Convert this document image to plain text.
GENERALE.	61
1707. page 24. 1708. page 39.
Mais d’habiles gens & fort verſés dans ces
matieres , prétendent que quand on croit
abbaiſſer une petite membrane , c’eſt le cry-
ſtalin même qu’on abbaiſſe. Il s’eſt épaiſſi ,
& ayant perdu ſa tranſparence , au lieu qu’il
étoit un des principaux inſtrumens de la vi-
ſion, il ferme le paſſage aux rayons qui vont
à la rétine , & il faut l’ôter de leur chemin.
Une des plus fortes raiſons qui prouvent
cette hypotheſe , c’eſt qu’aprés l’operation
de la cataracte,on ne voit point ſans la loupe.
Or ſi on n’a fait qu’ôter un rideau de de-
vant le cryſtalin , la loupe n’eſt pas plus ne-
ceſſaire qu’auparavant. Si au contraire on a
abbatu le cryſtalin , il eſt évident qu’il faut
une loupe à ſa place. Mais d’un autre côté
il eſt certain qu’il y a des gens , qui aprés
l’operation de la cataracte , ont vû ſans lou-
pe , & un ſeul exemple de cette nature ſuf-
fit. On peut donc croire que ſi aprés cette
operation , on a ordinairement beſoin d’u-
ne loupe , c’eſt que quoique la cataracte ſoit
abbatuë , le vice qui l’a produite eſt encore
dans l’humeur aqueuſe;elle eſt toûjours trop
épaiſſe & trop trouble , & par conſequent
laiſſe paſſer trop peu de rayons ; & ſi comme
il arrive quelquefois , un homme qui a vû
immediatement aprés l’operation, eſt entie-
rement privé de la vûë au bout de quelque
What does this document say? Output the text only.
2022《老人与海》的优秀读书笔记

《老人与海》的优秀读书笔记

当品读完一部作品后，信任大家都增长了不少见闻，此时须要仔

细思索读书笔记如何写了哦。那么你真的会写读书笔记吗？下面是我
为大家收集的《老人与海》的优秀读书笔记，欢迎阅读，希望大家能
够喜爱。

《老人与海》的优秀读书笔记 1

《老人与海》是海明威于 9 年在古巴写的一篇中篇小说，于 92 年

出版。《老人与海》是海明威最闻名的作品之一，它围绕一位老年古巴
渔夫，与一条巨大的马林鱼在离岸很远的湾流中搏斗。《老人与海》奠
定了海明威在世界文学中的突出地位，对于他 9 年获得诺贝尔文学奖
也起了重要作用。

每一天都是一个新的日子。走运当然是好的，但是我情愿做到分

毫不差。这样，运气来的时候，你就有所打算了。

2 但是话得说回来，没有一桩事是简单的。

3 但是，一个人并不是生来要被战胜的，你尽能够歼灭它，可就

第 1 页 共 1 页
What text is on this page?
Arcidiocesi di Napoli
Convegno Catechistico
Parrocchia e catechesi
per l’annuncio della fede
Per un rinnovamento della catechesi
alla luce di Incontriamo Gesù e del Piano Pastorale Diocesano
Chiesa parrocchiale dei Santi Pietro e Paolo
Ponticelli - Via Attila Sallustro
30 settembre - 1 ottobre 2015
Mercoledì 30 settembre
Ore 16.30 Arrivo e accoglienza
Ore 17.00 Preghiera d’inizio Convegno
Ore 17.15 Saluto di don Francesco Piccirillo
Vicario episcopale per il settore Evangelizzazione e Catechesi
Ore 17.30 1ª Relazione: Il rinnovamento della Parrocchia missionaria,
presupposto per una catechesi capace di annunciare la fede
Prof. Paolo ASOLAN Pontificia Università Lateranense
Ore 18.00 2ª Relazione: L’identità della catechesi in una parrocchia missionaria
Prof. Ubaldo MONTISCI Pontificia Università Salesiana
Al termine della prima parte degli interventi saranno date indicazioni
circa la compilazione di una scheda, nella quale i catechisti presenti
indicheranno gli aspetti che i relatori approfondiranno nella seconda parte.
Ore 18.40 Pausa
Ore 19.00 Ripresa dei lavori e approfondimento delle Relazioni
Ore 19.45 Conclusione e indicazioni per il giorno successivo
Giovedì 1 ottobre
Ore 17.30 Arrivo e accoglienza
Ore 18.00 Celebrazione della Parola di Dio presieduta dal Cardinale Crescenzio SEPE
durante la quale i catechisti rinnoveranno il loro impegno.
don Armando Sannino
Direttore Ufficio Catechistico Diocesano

## Directive
Gather all lines from the records above in which "Mais" appears.

## Task output
Mais d’habiles gens & fort verſés dans ces
une loupe à ſa place. Mais d’un autre côté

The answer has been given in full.